- **Directions**
Quote each line of the material verbatim, without the pictures.

** Start of Task input **

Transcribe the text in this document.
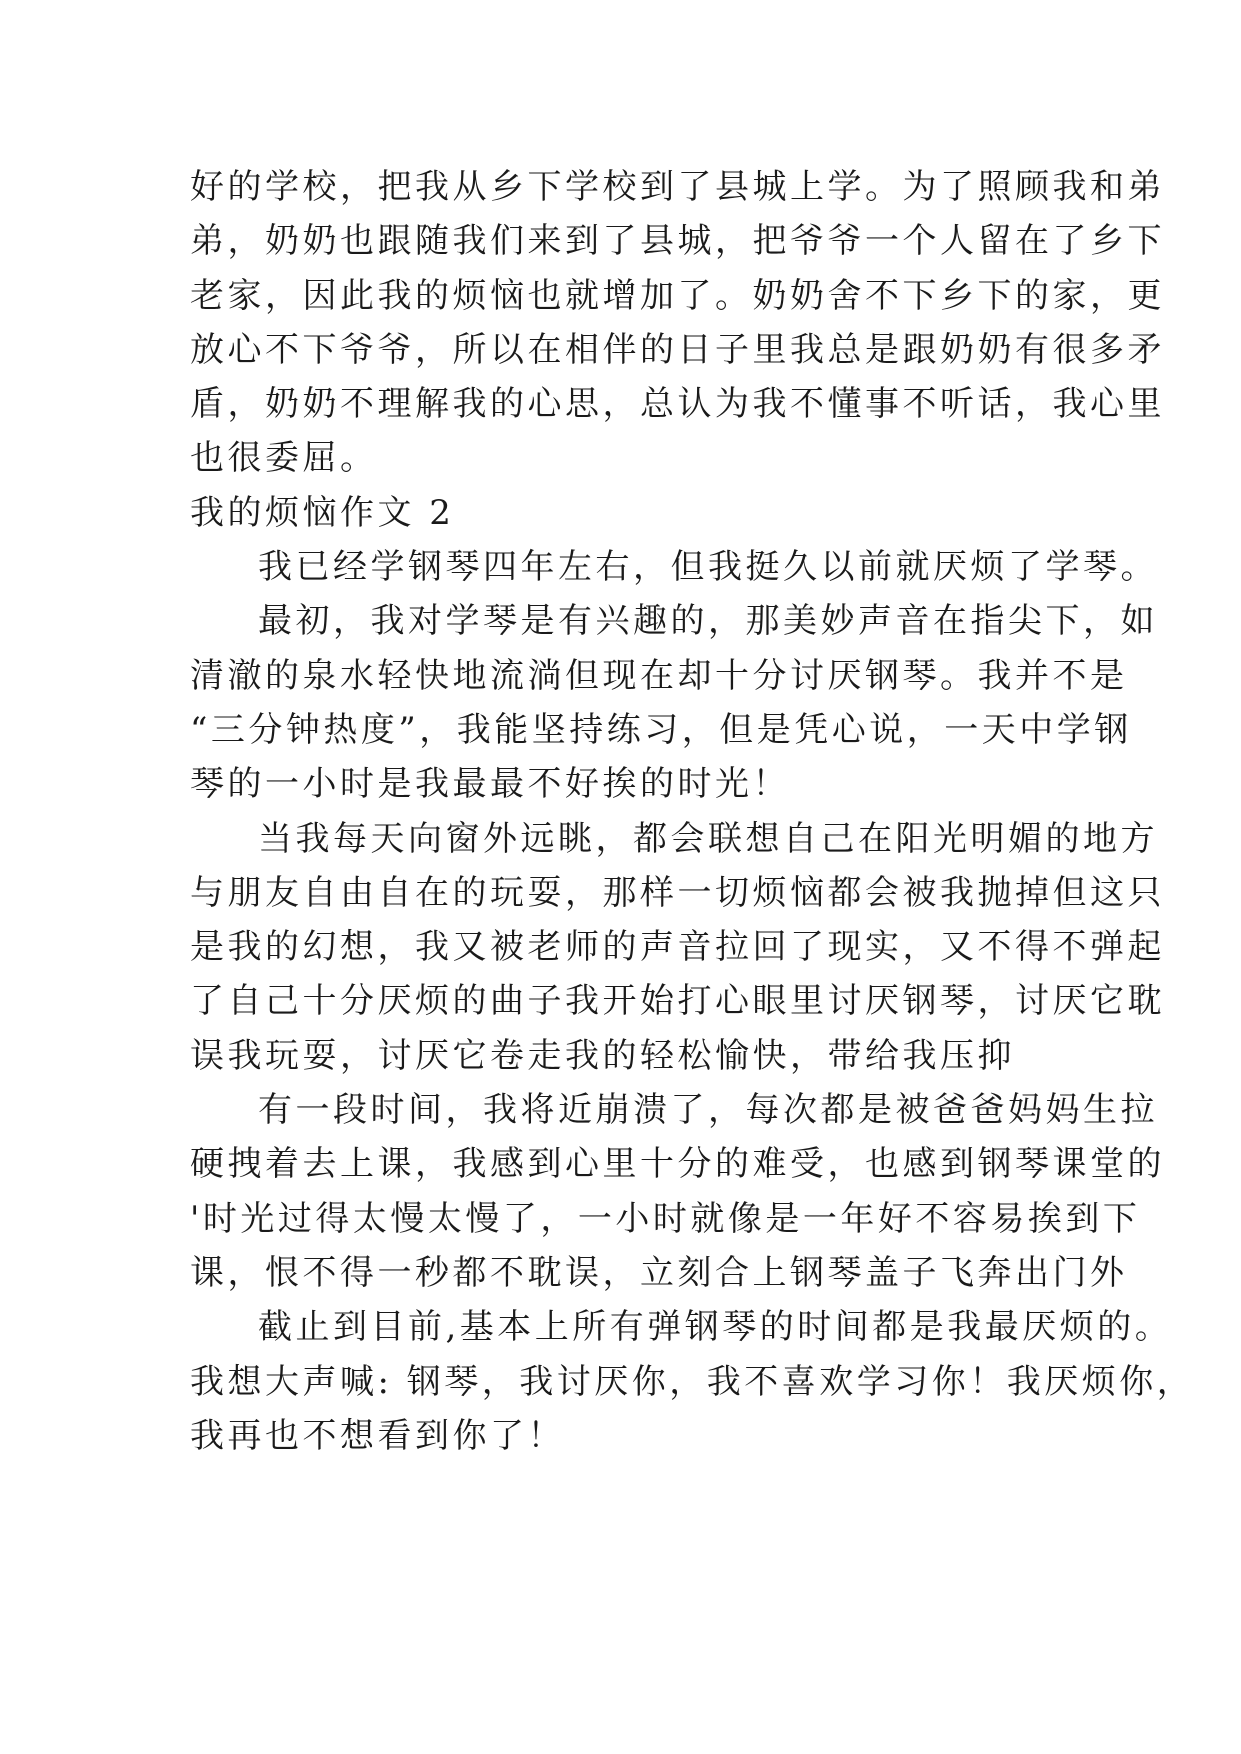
好的学校，把我从乡下学校到了县城上学。为了照顾我和弟
弟，奶奶也跟随我们来到了县城，把爷爷一个人留在了乡下
老家，因此我的烦恼也就增加了。奶奶舍不下乡下的家，更
放心不下爷爷，所以在相伴的日子里我总是跟奶奶有很多矛
盾，奶奶不理解我的心思，总认为我不懂事不听话，我心里
也很委屈。
我的烦恼作文 2
我已经学钢琴四年左右，但我挺久以前就厌烦了学琴。
最初，我对学琴是有兴趣的，那美妙声音在指尖下，如
清澈的泉水轻快地流淌但现在却十分讨厌钢琴。我并不是
“三分钟热度”，我能坚持练习，但是凭心说，一天中学钢
琴的一小时是我最最不好挨的时光！
当我每天向窗外远眺，都会联想自己在阳光明媚的地方
与朋友自由自在的玩耍，那样一切烦恼都会被我抛掉但这只
是我的幻想，我又被老师的声音拉回了现实，又不得不弹起
了自己十分厌烦的曲子我开始打心眼里讨厌钢琴，讨厌它耽
误我玩耍，讨厌它卷走我的轻松愉快，带给我压抑
有一段时间，我将近崩溃了，每次都是被爸爸妈妈生拉
硬拽着去上课，我感到心里十分的难受，也感到钢琴课堂的
'时光过得太慢太慢了，一小时就像是一年好不容易挨到下
课，恨不得一秒都不耽误，立刻合上钢琴盖子飞奔出门外
截止到目前,基本上所有弹钢琴的时间都是我最厌烦的。
我想大声喊: 钢琴，我讨厌你，我不喜欢学习你！我厌烦你，
我再也不想看到你了！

** End of Task input **

- **Output of the task**
Transcribe the text in this document.
好的学校，把我从乡下学校到了县城上学。为了照顾我和弟
弟，奶奶也跟随我们来到了县城，把爷爷一个人留在了乡下
老家，因此我的烦恼也就增加了。奶奶舍不下乡下的家，更
放心不下爷爷，所以在相伴的日子里我总是跟奶奶有很多矛
盾，奶奶不理解我的心思，总认为我不懂事不听话，我心里
也很委屈。
我的烦恼作文 2
我已经学钢琴四年左右，但我挺久以前就厌烦了学琴。
最初，我对学琴是有兴趣的，那美妙声音在指尖下，如
清澈的泉水轻快地流淌但现在却十分讨厌钢琴。我并不是
“三分钟热度”，我能坚持练习，但是凭心说，一天中学钢
琴的一小时是我最最不好挨的时光！
当我每天向窗外远眺，都会联想自己在阳光明媚的地方
与朋友自由自在的玩耍，那样一切烦恼都会被我抛掉但这只
是我的幻想，我又被老师的声音拉回了现实，又不得不弹起
了自己十分厌烦的曲子我开始打心眼里讨厌钢琴，讨厌它耽
误我玩耍，讨厌它卷走我的轻松愉快，带给我压抑
有一段时间，我将近崩溃了，每次都是被爸爸妈妈生拉
硬拽着去上课，我感到心里十分的难受，也感到钢琴课堂的
'时光过得太慢太慢了，一小时就像是一年好不容易挨到下
课，恨不得一秒都不耽误，立刻合上钢琴盖子飞奔出门外
截止到目前,基本上所有弹钢琴的时间都是我最厌烦的。
我想大声喊: 钢琴，我讨厌你，我不喜欢学习你！我厌烦你，
我再也不想看到你了！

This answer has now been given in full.